In the records below, rename "celebration-date" to "event-date" wherever it appears, and give all the lines again with nothing else changed. Leave the pictures out.

+ + + +

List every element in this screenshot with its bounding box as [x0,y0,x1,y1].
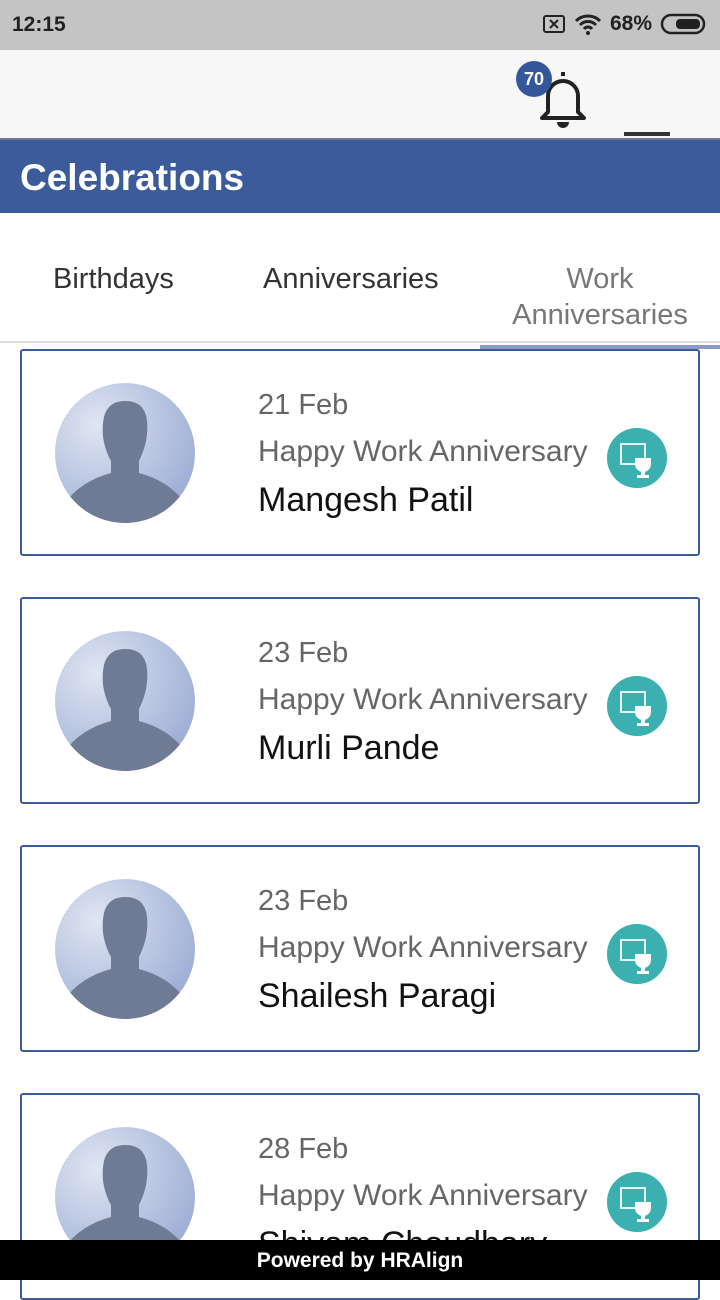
avatar [55,631,195,771]
battery-percent: 68% [609,12,652,35]
celebration-card[interactable]: 23 Feb Happy Work Anniversary Murli Pand… [20,597,700,804]
notification-badge[interactable]: 70 [516,61,552,97]
calendar-trophy-icon[interactable] [607,428,667,488]
celebration-date: 23 Feb [258,885,349,917]
employee-name: Shailesh Paragi [258,977,497,1015]
celebration-message: Happy Work Anniversary [258,1179,588,1212]
employee-name: Mangesh Patil [258,481,474,519]
person-silhouette-icon [65,897,185,1019]
employee-name: Murli Pande [258,729,440,767]
calendar-trophy-icon[interactable] [607,676,667,736]
celebration-date: 21 Feb [258,389,349,421]
no-sim-icon [542,15,565,33]
avatar [55,383,195,523]
celebration-card[interactable]: 21 Feb Happy Work Anniversary Mangesh Pa… [20,349,700,556]
celebration-date: 28 Feb [258,1133,349,1165]
footer: Powered by HRAlign [0,1240,720,1280]
wifi-icon [574,14,602,35]
person-silhouette-icon [65,401,185,523]
tab-anniversaries[interactable]: Anniversaries [263,261,439,297]
celebration-message: Happy Work Anniversary [258,683,588,716]
status-bar: 12:15 68% [0,0,720,50]
page-title: Celebrations [0,140,720,213]
battery-icon [660,13,706,35]
app-header [0,50,720,166]
tab-work-anniversaries[interactable]: Work Anniversaries [490,261,710,333]
celebration-message: Happy Work Anniversary [258,435,588,468]
tab-birthdays[interactable]: Birthdays [53,261,174,297]
avatar [55,879,195,1019]
calendar-trophy-icon[interactable] [607,1172,667,1232]
person-silhouette-icon [65,649,185,771]
celebration-date: 23 Feb [258,637,349,669]
celebration-card[interactable]: 23 Feb Happy Work Anniversary Shailesh P… [20,845,700,1052]
clock: 12:15 [12,13,66,36]
tab-bar: Birthdays Anniversaries Work Anniversari… [0,213,720,343]
celebration-message: Happy Work Anniversary [258,931,588,964]
calendar-trophy-icon[interactable] [607,924,667,984]
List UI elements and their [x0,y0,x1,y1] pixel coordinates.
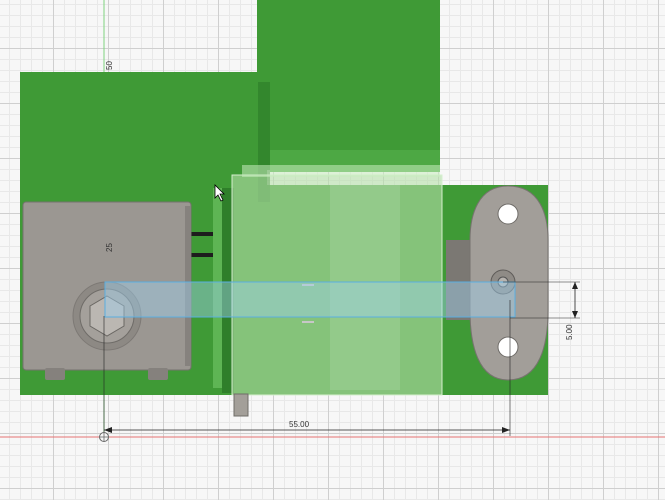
screw-thread [233,393,249,417]
axis-label-mid: 25 [105,243,114,252]
dim-arrow-down [572,311,578,318]
flange-hole-bottom [497,336,519,358]
dim-arrow-up [572,282,578,289]
flange-hole-top [497,203,519,225]
axis-label-top: 50 [105,61,114,70]
dim-vertical-label[interactable]: 5.00 [565,324,574,340]
motor-foot-right [148,368,168,380]
dim-horizontal-label[interactable]: 55.00 [289,420,310,429]
bracket-top-lip [242,165,440,177]
cad-viewport[interactable]: 55.00 5.00 50 25 [0,0,665,500]
motor-foot-left [45,368,65,380]
selection-highlight[interactable] [104,281,516,318]
dim-arrow-left [104,427,112,433]
green-plate-upper-right[interactable] [257,0,440,170]
dim-arrow-right [502,427,510,433]
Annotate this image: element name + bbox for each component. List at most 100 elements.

+ + + +

Task result>
List every element in this screenshot with its bounding box as [x0,y0,x1,y1].
avatar [55,631,195,771]
battery-percent: 68% [609,12,652,35]
celebration-card[interactable]: 23 Feb Happy Work Anniversary Murli Pand… [20,597,700,804]
notification-badge[interactable]: 70 [516,61,552,97]
calendar-trophy-icon[interactable] [607,428,667,488]
event-date: 23 Feb [258,885,349,917]
employee-name: Shailesh Paragi [258,977,497,1015]
celebration-message: Happy Work Anniversary [258,1179,588,1212]
employee-name: Mangesh Patil [258,481,474,519]
person-silhouette-icon [65,897,185,1019]
employee-name: Murli Pande [258,729,440,767]
calendar-trophy-icon[interactable] [607,676,667,736]
event-date: 21 Feb [258,389,349,421]
no-sim-icon [542,15,565,33]
avatar [55,383,195,523]
celebration-card[interactable]: 21 Feb Happy Work Anniversary Mangesh Pa… [20,349,700,556]
event-date: 28 Feb [258,1133,349,1165]
footer: Powered by HRAlign [0,1240,720,1280]
wifi-icon [574,14,602,35]
person-silhouette-icon [65,401,185,523]
tab-anniversaries[interactable]: Anniversaries [263,261,439,297]
celebration-message: Happy Work Anniversary [258,683,588,716]
status-bar: 12:15 68% [0,0,720,50]
page-title: Celebrations [0,140,720,213]
battery-icon [660,13,706,35]
app-header [0,50,720,166]
tab-work-anniversaries[interactable]: Work Anniversaries [490,261,710,333]
celebration-message: Happy Work Anniversary [258,435,588,468]
tab-birthdays[interactable]: Birthdays [53,261,174,297]
avatar [55,879,195,1019]
calendar-trophy-icon[interactable] [607,1172,667,1232]
person-silhouette-icon [65,649,185,771]
event-date: 23 Feb [258,637,349,669]
celebration-card[interactable]: 23 Feb Happy Work Anniversary Shailesh P… [20,845,700,1052]
clock: 12:15 [12,13,66,36]
tab-bar: Birthdays Anniversaries Work Anniversari… [0,213,720,343]
celebration-message: Happy Work Anniversary [258,931,588,964]
calendar-trophy-icon[interactable] [607,924,667,984]
List UI elements and their [x0,y0,x1,y1] pixel coordinates.
screw-thread [233,393,249,417]
axis-label-mid: 25 [105,243,114,252]
dim-arrow-down [572,311,578,318]
flange-hole-bottom [497,336,519,358]
dim-arrow-up [572,282,578,289]
flange-hole-top [497,203,519,225]
axis-label-top: 50 [105,61,114,70]
dim-vertical-label[interactable]: 5.00 [565,324,574,340]
motor-foot-right [148,368,168,380]
dim-horizontal-label[interactable]: 55.00 [289,420,310,429]
bracket-top-lip [242,165,440,177]
cad-viewport[interactable]: 55.00 5.00 50 25 [0,0,665,500]
motor-foot-left [45,368,65,380]
selection-highlight[interactable] [104,281,516,318]
dim-arrow-left [104,427,112,433]
green-plate-upper-right[interactable] [257,0,440,170]
dim-arrow-right [502,427,510,433]
Annotate this image: element name + bbox for each component. List at most 100 elements.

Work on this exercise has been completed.